* **Records for processing**
⁂
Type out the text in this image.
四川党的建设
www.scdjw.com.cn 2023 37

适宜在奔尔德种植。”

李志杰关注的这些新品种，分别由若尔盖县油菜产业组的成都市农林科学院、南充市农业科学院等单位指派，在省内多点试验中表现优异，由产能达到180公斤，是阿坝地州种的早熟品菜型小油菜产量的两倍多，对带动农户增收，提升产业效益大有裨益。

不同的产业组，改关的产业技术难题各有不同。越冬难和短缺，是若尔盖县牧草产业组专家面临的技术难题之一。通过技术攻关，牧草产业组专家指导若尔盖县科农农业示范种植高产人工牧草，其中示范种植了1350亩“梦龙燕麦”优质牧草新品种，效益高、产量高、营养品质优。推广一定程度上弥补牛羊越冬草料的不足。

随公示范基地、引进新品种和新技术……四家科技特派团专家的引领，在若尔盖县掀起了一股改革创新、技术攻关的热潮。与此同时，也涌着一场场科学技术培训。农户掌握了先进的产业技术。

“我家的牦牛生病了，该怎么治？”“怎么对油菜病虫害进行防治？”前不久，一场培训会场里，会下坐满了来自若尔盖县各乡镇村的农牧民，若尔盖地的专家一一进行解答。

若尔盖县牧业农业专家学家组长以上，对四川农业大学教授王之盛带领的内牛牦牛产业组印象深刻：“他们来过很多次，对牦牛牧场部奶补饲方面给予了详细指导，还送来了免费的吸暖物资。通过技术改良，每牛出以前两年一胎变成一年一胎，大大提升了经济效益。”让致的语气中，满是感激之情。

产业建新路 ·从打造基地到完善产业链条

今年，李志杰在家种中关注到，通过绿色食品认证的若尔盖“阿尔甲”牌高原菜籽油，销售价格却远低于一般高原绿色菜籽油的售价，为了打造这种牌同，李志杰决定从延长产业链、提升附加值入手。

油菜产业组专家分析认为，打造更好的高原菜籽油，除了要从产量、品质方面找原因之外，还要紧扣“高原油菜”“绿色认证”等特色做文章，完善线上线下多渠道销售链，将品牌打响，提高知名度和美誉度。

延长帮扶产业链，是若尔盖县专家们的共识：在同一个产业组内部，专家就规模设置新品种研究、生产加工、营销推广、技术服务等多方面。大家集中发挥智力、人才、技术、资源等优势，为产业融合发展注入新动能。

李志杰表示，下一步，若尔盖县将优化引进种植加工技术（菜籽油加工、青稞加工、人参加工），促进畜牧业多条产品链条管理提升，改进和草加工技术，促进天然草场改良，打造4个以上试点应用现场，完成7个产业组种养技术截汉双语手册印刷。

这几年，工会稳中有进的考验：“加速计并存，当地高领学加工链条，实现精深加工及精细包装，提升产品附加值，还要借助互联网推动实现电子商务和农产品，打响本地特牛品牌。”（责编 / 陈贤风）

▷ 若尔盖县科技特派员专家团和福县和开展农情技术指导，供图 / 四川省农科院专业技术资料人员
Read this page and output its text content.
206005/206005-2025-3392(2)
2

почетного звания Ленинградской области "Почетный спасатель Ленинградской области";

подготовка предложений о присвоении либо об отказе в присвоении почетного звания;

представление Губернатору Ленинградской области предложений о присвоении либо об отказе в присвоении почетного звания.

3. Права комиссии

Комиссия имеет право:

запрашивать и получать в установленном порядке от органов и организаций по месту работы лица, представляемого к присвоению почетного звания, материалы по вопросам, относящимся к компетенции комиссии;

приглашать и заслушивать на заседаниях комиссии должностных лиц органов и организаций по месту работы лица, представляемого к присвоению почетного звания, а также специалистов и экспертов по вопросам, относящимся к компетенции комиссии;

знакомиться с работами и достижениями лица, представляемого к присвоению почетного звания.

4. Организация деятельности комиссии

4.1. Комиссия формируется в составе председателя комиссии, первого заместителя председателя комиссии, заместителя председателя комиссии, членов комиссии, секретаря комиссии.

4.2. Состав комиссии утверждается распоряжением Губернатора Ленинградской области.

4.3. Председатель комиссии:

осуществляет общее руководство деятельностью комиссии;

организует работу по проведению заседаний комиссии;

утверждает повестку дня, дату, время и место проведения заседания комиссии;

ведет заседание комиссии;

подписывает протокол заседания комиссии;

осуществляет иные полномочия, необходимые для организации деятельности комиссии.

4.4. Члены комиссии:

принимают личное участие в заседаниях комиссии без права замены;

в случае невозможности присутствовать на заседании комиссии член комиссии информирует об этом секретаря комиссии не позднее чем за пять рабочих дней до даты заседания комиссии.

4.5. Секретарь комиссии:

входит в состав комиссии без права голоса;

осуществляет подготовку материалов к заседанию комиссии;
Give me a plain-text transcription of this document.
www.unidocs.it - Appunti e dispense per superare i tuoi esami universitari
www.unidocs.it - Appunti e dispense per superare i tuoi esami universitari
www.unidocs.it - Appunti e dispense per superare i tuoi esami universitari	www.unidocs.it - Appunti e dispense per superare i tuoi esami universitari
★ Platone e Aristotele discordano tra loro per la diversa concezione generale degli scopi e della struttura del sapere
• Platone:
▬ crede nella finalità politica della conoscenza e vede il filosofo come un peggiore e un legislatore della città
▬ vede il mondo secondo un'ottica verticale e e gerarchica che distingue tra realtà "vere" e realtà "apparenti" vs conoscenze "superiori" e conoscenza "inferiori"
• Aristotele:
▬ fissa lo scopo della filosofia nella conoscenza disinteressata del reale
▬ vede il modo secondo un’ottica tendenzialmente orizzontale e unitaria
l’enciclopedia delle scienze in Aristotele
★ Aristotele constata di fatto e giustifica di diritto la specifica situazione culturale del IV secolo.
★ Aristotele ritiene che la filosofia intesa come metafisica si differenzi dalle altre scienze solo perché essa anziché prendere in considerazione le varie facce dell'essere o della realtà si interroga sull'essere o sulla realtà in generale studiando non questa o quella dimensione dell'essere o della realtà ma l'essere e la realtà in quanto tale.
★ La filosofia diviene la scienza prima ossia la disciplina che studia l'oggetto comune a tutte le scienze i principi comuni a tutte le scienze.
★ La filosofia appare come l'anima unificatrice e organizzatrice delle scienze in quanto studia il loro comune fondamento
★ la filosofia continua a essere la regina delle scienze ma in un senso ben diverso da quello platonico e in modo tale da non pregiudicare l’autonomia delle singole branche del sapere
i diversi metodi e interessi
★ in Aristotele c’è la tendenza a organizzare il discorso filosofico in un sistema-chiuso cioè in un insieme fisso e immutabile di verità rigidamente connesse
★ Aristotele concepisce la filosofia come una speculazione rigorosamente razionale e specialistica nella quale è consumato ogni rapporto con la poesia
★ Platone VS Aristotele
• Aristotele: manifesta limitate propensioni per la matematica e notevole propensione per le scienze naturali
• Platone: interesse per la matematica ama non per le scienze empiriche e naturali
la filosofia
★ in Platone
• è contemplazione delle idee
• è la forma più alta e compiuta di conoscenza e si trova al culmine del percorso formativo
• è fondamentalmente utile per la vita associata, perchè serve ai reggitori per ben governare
⁂
Restate each entry exactly, skipping none.

* **Answer to the task**
Type out the text in this image.
四川党的建设
www.scdjw.com.cn 2023 37

适宜在奔尔德种植。”

李志杰关注的这些新品种，分别由若尔盖县油菜产业组的成都市农林科学院、南充市农业科学院等单位指派，在省内多点试验中表现优异，由产能达到180公斤，是阿坝地州种的早熟品菜型小油菜产量的两倍多，对带动农户增收，提升产业效益大有裨益。

不同的产业组，改关的产业技术难题各有不同。越冬难和短缺，是若尔盖县牧草产业组专家面临的技术难题之一。通过技术攻关，牧草产业组专家指导若尔盖县科农农业示范种植高产人工牧草，其中示范种植了1350亩“梦龙燕麦”优质牧草新品种，效益高、产量高、营养品质优。推广一定程度上弥补牛羊越冬草料的不足。

随公示范基地、引进新品种和新技术……四家科技特派团专家的引领，在若尔盖县掀起了一股改革创新、技术攻关的热潮。与此同时，也涌着一场场科学技术培训。农户掌握了先进的产业技术。

“我家的牦牛生病了，该怎么治？”“怎么对油菜病虫害进行防治？”前不久，一场培训会场里，会下坐满了来自若尔盖县各乡镇村的农牧民，若尔盖地的专家一一进行解答。

若尔盖县牧业农业专家学家组长以上，对四川农业大学教授王之盛带领的内牛牦牛产业组印象深刻：“他们来过很多次，对牦牛牧场部奶补饲方面给予了详细指导，还送来了免费的吸暖物资。通过技术改良，每牛出以前两年一胎变成一年一胎，大大提升了经济效益。”让致的语气中，满是感激之情。

产业建新路 ·从打造基地到完善产业链条

今年，李志杰在家种中关注到，通过绿色食品认证的若尔盖“阿尔甲”牌高原菜籽油，销售价格却远低于一般高原绿色菜籽油的售价，为了打造这种牌同，李志杰决定从延长产业链、提升附加值入手。

油菜产业组专家分析认为，打造更好的高原菜籽油，除了要从产量、品质方面找原因之外，还要紧扣“高原油菜”“绿色认证”等特色做文章，完善线上线下多渠道销售链，将品牌打响，提高知名度和美誉度。

延长帮扶产业链，是若尔盖县专家们的共识：在同一个产业组内部，专家就规模设置新品种研究、生产加工、营销推广、技术服务等多方面。大家集中发挥智力、人才、技术、资源等优势，为产业融合发展注入新动能。

李志杰表示，下一步，若尔盖县将优化引进种植加工技术（菜籽油加工、青稞加工、人参加工），促进畜牧业多条产品链条管理提升，改进和草加工技术，促进天然草场改良，打造4个以上试点应用现场，完成7个产业组种养技术截汉双语手册印刷。

这几年，工会稳中有进的考验：“加速计并存，当地高领学加工链条，实现精深加工及精细包装，提升产品附加值，还要借助互联网推动实现电子商务和农产品，打响本地特牛品牌。”（责编 / 陈贤风）

▷ 若尔盖县科技特派员专家团和福县和开展农情技术指导，供图 / 四川省农科院专业技术资料人员
Read this page and output its text content.
206005/206005-2025-3392(2)
2

почетного звания Ленинградской области "Почетный спасатель Ленинградской области";

подготовка предложений о присвоении либо об отказе в присвоении почетного звания;

представление Губернатору Ленинградской области предложений о присвоении либо об отказе в присвоении почетного звания.

3. Права комиссии

Комиссия имеет право:

запрашивать и получать в установленном порядке от органов и организаций по месту работы лица, представляемого к присвоению почетного звания, материалы по вопросам, относящимся к компетенции комиссии;

приглашать и заслушивать на заседаниях комиссии должностных лиц органов и организаций по месту работы лица, представляемого к присвоению почетного звания, а также специалистов и экспертов по вопросам, относящимся к компетенции комиссии;

знакомиться с работами и достижениями лица, представляемого к присвоению почетного звания.

4. Организация деятельности комиссии

4.1. Комиссия формируется в составе председателя комиссии, первого заместителя председателя комиссии, заместителя председателя комиссии, членов комиссии, секретаря комиссии.

4.2. Состав комиссии утверждается распоряжением Губернатора Ленинградской области.

4.3. Председатель комиссии:

осуществляет общее руководство деятельностью комиссии;

организует работу по проведению заседаний комиссии;

утверждает повестку дня, дату, время и место проведения заседания комиссии;

ведет заседание комиссии;

подписывает протокол заседания комиссии;

осуществляет иные полномочия, необходимые для организации деятельности комиссии.

4.4. Члены комиссии:

принимают личное участие в заседаниях комиссии без права замены;

в случае невозможности присутствовать на заседании комиссии член комиссии информирует об этом секретаря комиссии не позднее чем за пять рабочих дней до даты заседания комиссии.

4.5. Секретарь комиссии:

входит в состав комиссии без права голоса;

осуществляет подготовку материалов к заседанию комиссии;
Give me a plain-text transcription of this document.
www.unidocs.it - Appunti e dispense per superare i tuoi esami universitari
www.unidocs.it - Appunti e dispense per superare i tuoi esami universitari
www.unidocs.it - Appunti e dispense per superare i tuoi esami universitari	www.unidocs.it - Appunti e dispense per superare i tuoi esami universitari
★ Platone e Aristotele discordano tra loro per la diversa concezione generale degli scopi e della struttura del sapere
• Platone:
▬ crede nella finalità politica della conoscenza e vede il filosofo come un peggiore e un legislatore della città
▬ vede il mondo secondo un'ottica verticale e e gerarchica che distingue tra realtà "vere" e realtà "apparenti" vs conoscenze "superiori" e conoscenza "inferiori"
• Aristotele:
▬ fissa lo scopo della filosofia nella conoscenza disinteressata del reale
▬ vede il modo secondo un’ottica tendenzialmente orizzontale e unitaria
l’enciclopedia delle scienze in Aristotele
★ Aristotele constata di fatto e giustifica di diritto la specifica situazione culturale del IV secolo.
★ Aristotele ritiene che la filosofia intesa come metafisica si differenzi dalle altre scienze solo perché essa anziché prendere in considerazione le varie facce dell'essere o della realtà si interroga sull'essere o sulla realtà in generale studiando non questa o quella dimensione dell'essere o della realtà ma l'essere e la realtà in quanto tale.
★ La filosofia diviene la scienza prima ossia la disciplina che studia l'oggetto comune a tutte le scienze i principi comuni a tutte le scienze.
★ La filosofia appare come l'anima unificatrice e organizzatrice delle scienze in quanto studia il loro comune fondamento
★ la filosofia continua a essere la regina delle scienze ma in un senso ben diverso da quello platonico e in modo tale da non pregiudicare l’autonomia delle singole branche del sapere
i diversi metodi e interessi
★ in Aristotele c’è la tendenza a organizzare il discorso filosofico in un sistema-chiuso cioè in un insieme fisso e immutabile di verità rigidamente connesse
★ Aristotele concepisce la filosofia come una speculazione rigorosamente razionale e specialistica nella quale è consumato ogni rapporto con la poesia
★ Platone VS Aristotele
• Aristotele: manifesta limitate propensioni per la matematica e notevole propensione per le scienze naturali
• Platone: interesse per la matematica ama non per le scienze empiriche e naturali
la filosofia
★ in Platone
• è contemplazione delle idee
• è la forma più alta e compiuta di conoscenza e si trova al culmine del percorso formativo
• è fondamentalmente utile per la vita associata, perchè serve ai reggitori per ben governare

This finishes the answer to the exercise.